WRITTEN EXERCISE: In this exercise, reproduce all the entries that follow exactly.

MATERIAL SUPPLIED:
>>>>
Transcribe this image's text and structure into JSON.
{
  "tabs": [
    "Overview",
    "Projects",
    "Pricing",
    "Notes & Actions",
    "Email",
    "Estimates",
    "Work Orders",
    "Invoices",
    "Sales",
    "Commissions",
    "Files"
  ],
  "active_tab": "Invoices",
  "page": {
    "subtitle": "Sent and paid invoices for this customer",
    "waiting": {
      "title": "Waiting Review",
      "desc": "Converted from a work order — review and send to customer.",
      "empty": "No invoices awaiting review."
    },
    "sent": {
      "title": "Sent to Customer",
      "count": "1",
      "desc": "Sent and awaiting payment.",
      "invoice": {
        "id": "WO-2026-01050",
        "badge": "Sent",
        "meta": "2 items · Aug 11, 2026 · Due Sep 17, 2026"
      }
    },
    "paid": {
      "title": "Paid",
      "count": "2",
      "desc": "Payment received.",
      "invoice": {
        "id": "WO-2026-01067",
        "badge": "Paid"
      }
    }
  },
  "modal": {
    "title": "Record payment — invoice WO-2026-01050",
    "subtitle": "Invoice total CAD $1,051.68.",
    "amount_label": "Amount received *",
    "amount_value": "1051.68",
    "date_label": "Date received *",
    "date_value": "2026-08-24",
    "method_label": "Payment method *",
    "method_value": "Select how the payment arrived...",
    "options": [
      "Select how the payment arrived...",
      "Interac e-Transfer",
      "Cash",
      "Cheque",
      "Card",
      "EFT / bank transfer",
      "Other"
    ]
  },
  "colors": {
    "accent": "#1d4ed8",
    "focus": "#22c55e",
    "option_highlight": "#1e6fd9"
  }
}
<<<<
RESULT OF THIS EXERCISE:
Transcribe this image's text and structure into JSON.
{
  "tabs": [
    "Overview",
    "Projects",
    "Pricing",
    "Notes & Actions",
    "Email",
    "Estimates",
    "Work Orders",
    "Invoices",
    "Sales",
    "Commissions",
    "Files"
  ],
  "active_tab": "Invoices",
  "page": {
    "subtitle": "Sent and paid invoices for this customer",
    "waiting": {
      "title": "Waiting Review",
      "desc": "Converted from a work order — review and send to customer.",
      "empty": "No invoices awaiting review."
    },
    "sent": {
      "title": "Sent to Customer",
      "count": "1",
      "desc": "Sent and awaiting payment.",
      "invoice": {
        "id": "WO-2026-01050",
        "badge": "Sent",
        "meta": "2 items · Aug 11, 2026 · Due Sep 17, 2026"
      }
    },
    "paid": {
      "title": "Paid",
      "count": "2",
      "desc": "Payment received.",
      "invoice": {
        "id": "WO-2026-01067",
        "badge": "Paid"
      }
    }
  },
  "modal": {
    "title": "Record payment — invoice WO-2026-01050",
    "subtitle": "Invoice total CAD $1,051.68.",
    "amount_label": "Amount received *",
    "amount_value": "1051.68",
    "date_label": "Date received *",
    "date_value": "2026-08-24",
    "method_label": "Payment method *",
    "method_value": "Select how the payment arrived...",
    "options": [
      "Select how the payment arrived...",
      "Interac e-Transfer",
      "Cash",
      "Cheque",
      "Card",
      "EFT / bank transfer",
      "Other"
    ]
  },
  "colors": {
    "accent": "#1d4ed8",
    "focus": "#22c55e",
    "option_highlight": "#1e6fd9"
  }
}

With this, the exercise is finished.